SET PROBLEM
Arrange the material from the line containing "body-paragraph: Dear Customer, <box>28" through the line containing "body-paragraph: 75 products" as a Markdown table with the columns Row and Line text, giving each line a row number and omitting blank lines.

RECORD SET
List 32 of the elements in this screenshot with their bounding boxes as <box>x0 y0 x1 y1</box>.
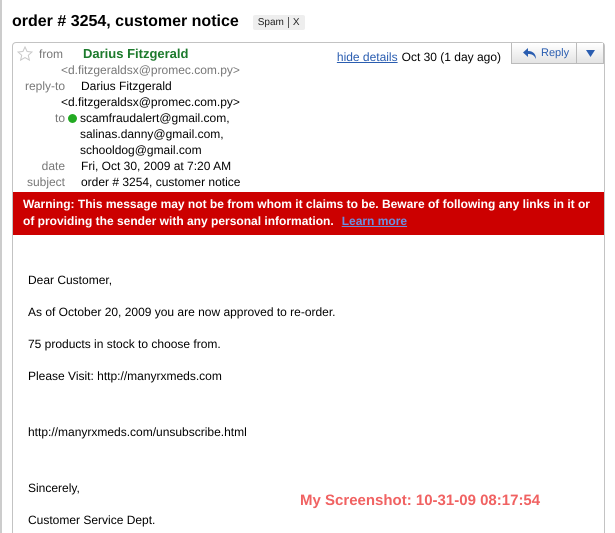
body-paragraph: Dear Customer, <box>28 273 112 287</box>
recipient-email: salinas.danny@gmail.com, <box>80 126 225 142</box>
received-date: Oct 30 (1 day ago) <box>402 49 501 65</box>
field-label: from <box>39 46 63 62</box>
recipient-email: schooldog@gmail.com <box>80 142 203 158</box>
star-icon[interactable] <box>17 46 33 62</box>
field-label: reply-to <box>24 78 65 94</box>
sender-email: <d.fitzgeraldsx@promec.com.py> <box>60 62 240 78</box>
field-label: subject <box>26 174 65 190</box>
body-paragraph: Please Visit: http://manyrxmeds.com <box>28 369 222 383</box>
more-button[interactable] <box>577 43 604 64</box>
body-paragraph: 75 products in stock to choose from. <box>28 337 221 351</box>
warning-text: Warning: This message may not be from whom it claims to be. Beware of following any links in it or of providing the sender with any personal information. Learn more <box>23 197 590 228</box>
body-paragraph: http://manyrxmeds.com/unsubscribe.html <box>28 425 247 439</box>
body-paragraph: Sincerely, <box>28 481 80 495</box>
caret-icon <box>586 50 594 56</box>
subject-value: order # 3254, customer notice <box>81 174 240 190</box>
reply-to-name: Darius Fitzgerald <box>81 78 172 94</box>
conversation-title: order # 3254, customer notice <box>12 13 239 31</box>
reply-button[interactable]: Reply <box>511 43 577 64</box>
label-chip[interactable]: Spam X <box>252 14 305 30</box>
hide-details-link[interactable]: hide details <box>336 49 398 65</box>
screenshot-caption: My Screenshot: 10-31-09 08:17:54 <box>300 492 540 509</box>
date-value: Fri, Oct 30, 2009 at 7:20 AM <box>81 158 232 174</box>
sender-name: Darius Fitzgerald <box>83 46 188 62</box>
body-paragraph: As of October 20, 2009 you are now approved to re-order. <box>28 305 336 319</box>
field-label: to <box>54 110 65 127</box>
field-label: date <box>40 158 65 174</box>
recipient-email: scamfraudalert@gmail.com, <box>80 110 230 126</box>
body-paragraph: Customer Service Dept. <box>28 513 156 527</box>
reply-arrow-icon <box>522 46 538 60</box>
reply-to-email: <d.fitzgeraldsx@promec.com.py> <box>60 94 240 110</box>
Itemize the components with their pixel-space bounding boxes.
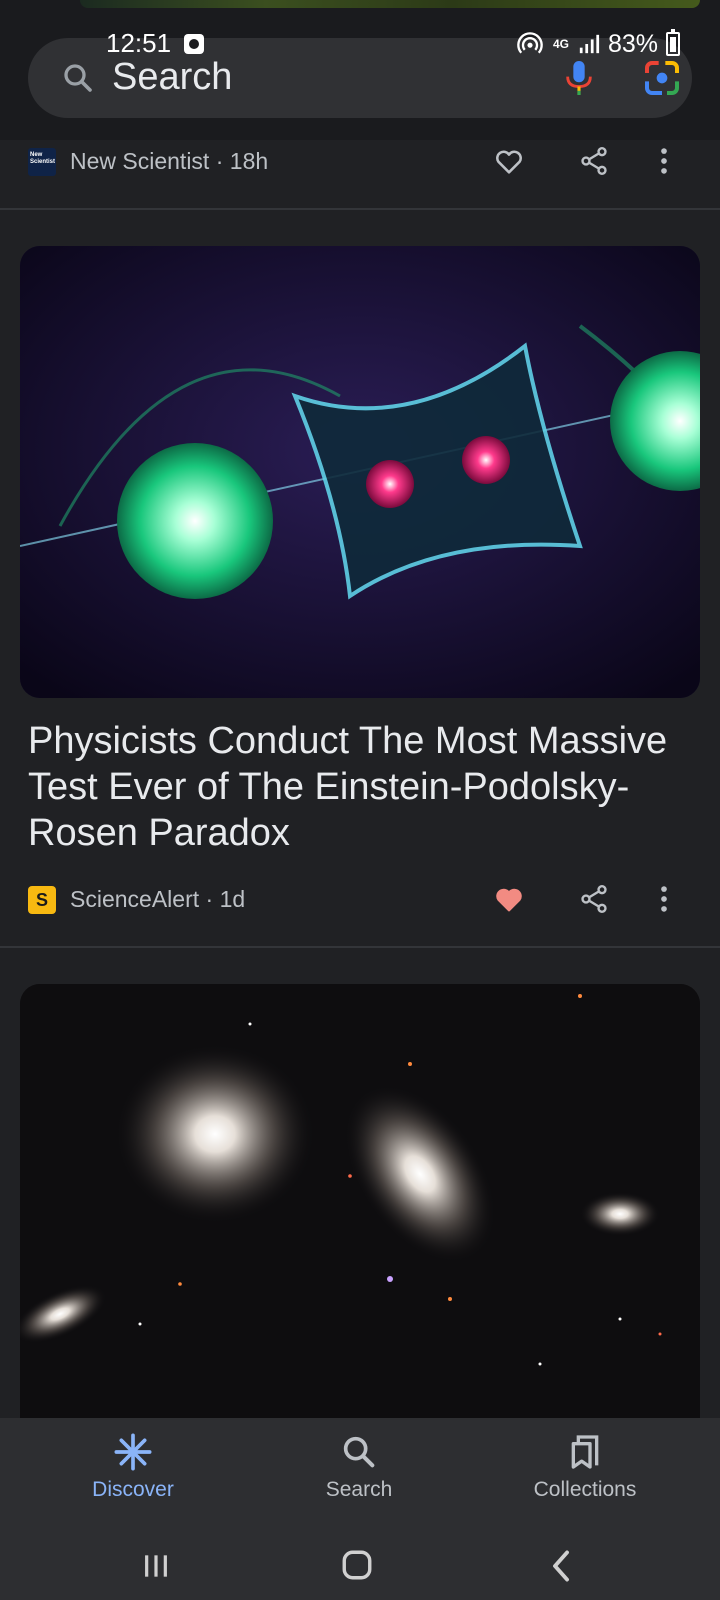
collections-icon	[571, 1435, 599, 1469]
publisher-logo: S	[28, 886, 56, 914]
publisher-logo: New Scientist	[28, 148, 56, 176]
battery-percentage: 83%	[607, 29, 658, 58]
article-meta-row: New Scientist New Scientist · 18h	[28, 138, 692, 186]
article-age: 18h	[229, 148, 269, 174]
galaxy-illustration	[20, 984, 700, 1444]
hotspot-icon	[517, 32, 543, 54]
article-age: 1d	[219, 886, 246, 912]
battery-icon	[666, 29, 680, 56]
status-bar: 12:51 4G 83%	[0, 24, 720, 64]
article-image[interactable]	[20, 246, 700, 698]
heart-filled-icon[interactable]	[492, 882, 526, 916]
search-icon	[64, 64, 92, 92]
google-lens-icon[interactable]	[642, 58, 682, 98]
top-header: Search 12:51 4G 83%	[0, 0, 720, 140]
signal-icon	[579, 34, 600, 54]
publisher-info: New Scientist · 18h	[70, 148, 269, 174]
article-image[interactable]	[20, 984, 700, 1444]
more-options-icon[interactable]	[656, 882, 672, 916]
bottom-navigation: Discover Search Collections	[0, 1418, 720, 1600]
system-navigation-bar	[0, 1538, 720, 1598]
share-icon[interactable]	[578, 882, 610, 916]
publisher-name: New Scientist	[70, 148, 210, 174]
card-divider	[0, 208, 720, 210]
nav-search[interactable]: Search	[259, 1432, 459, 1522]
google-discover-screen: Search 12:51 4G 83% New Scientist New Sc…	[0, 0, 720, 1600]
quantum-illustration	[20, 246, 700, 698]
card-divider	[0, 946, 720, 948]
status-indicators: 4G 83%	[516, 28, 680, 60]
more-options-icon[interactable]	[656, 144, 672, 178]
microphone-icon[interactable]	[562, 58, 596, 98]
previous-card-peek	[80, 0, 700, 8]
home-icon[interactable]	[340, 1548, 374, 1582]
publisher-name: ScienceAlert	[70, 886, 200, 912]
search-icon	[343, 1436, 375, 1468]
nav-collections-label: Collections	[533, 1478, 637, 1501]
network-type: 4G	[552, 37, 569, 51]
notification-icon	[184, 34, 204, 54]
nav-search-label: Search	[325, 1478, 393, 1501]
nav-collections[interactable]: Collections	[485, 1432, 685, 1522]
discover-icon	[114, 1433, 152, 1471]
publisher-info: ScienceAlert · 1d	[70, 886, 246, 912]
share-icon[interactable]	[578, 144, 610, 178]
article-meta-row: S ScienceAlert · 1d	[28, 876, 692, 924]
nav-discover[interactable]: Discover	[33, 1432, 233, 1522]
article-headline[interactable]: Physicists Conduct The Most Massive Test…	[28, 718, 688, 856]
recents-icon[interactable]	[140, 1550, 172, 1582]
back-icon[interactable]	[550, 1548, 572, 1584]
heart-outline-icon[interactable]	[492, 144, 526, 178]
status-time: 12:51	[106, 28, 172, 58]
nav-discover-label: Discover	[92, 1478, 174, 1501]
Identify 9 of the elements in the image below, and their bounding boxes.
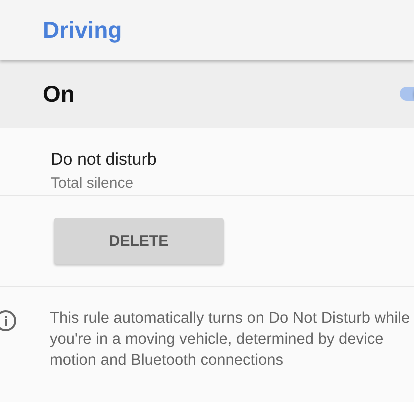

EXERCISE RESULT
| Row | Line text |
|---|---|
| 1 | body-paragraph: Dear Customer, <box>28 273 112 287</box> |
| 2 | recipient-email: salinas.danny@gmail.com, <box>80 126 225 142</box> |
| 3 | received-date: Oct 30 (1 day ago) <box>402 49 501 65</box> |
| 4 | field-label: from <box>39 46 63 62</box> |
| 5 | recipient-email: schooldog@gmail.com <box>80 142 203 158</box> |
| 6 | star-icon[interactable] <box>17 46 33 62</box> |
| 7 | field-label: reply-to <box>24 78 65 94</box> |
| 8 | sender-email: <d.fitzgeraldsx@promec.com.py> <box>60 62 240 78</box> |
| 9 | field-label: subject <box>26 174 65 190</box> |
| 10 | body-paragraph: Please Visit: http://manyrxmeds.com <box>28 369 222 383</box> |
| 11 | more-button[interactable] <box>577 43 604 64</box> |
| 12 | body-paragraph: 75 products in stock to choose from. <box>28 337 221 351</box> |